→ **WHAT IS NEEDED**
Reproduce every record below exactly as written, leaving out any pictures.

[BEGIN]

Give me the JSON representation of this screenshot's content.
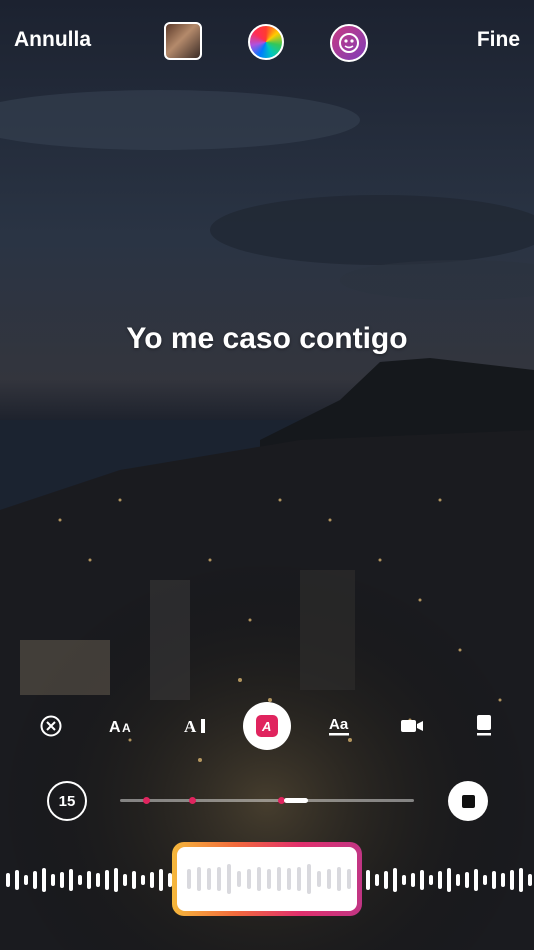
{
  "header": {
    "cancel_label": "Annulla",
    "done_label": "Fine"
  },
  "lyric": {
    "text": "Yo me caso contigo"
  },
  "playback": {
    "duration": "15",
    "progress": 0.6
  },
  "colors": {
    "accent": "#e0245e",
    "gradient": [
      "#f5b83c",
      "#f26a3c",
      "#e1306c",
      "#c13584"
    ]
  },
  "tools": [
    {
      "icon": "close-circle-icon"
    },
    {
      "icon": "text-size-icon"
    },
    {
      "icon": "text-cursor-icon"
    },
    {
      "icon": "font-style-icon"
    },
    {
      "icon": "text-underline-icon"
    },
    {
      "icon": "video-camera-icon"
    },
    {
      "icon": "card-style-icon"
    }
  ]
}
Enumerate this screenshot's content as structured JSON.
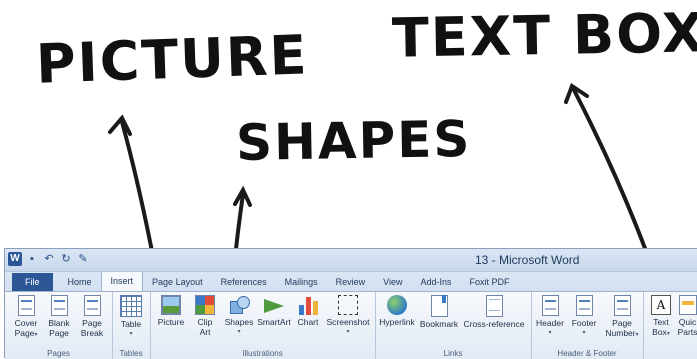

[END]

→ **EXERCISE OUTPUT**
Give me the JSON representation of this screenshot's content.
{
  "header": {
    "cancel_label": "Annulla",
    "done_label": "Fine"
  },
  "lyric": {
    "text": "Yo me caso contigo"
  },
  "playback": {
    "duration": "15",
    "progress": 0.6
  },
  "colors": {
    "accent": "#e0245e",
    "gradient": [
      "#f5b83c",
      "#f26a3c",
      "#e1306c",
      "#c13584"
    ]
  },
  "tools": [
    {
      "icon": "close-circle-icon"
    },
    {
      "icon": "text-size-icon"
    },
    {
      "icon": "text-cursor-icon"
    },
    {
      "icon": "font-style-icon"
    },
    {
      "icon": "text-underline-icon"
    },
    {
      "icon": "video-camera-icon"
    },
    {
      "icon": "card-style-icon"
    }
  ]
}
Enumerate this screenshot's content as structured JSON.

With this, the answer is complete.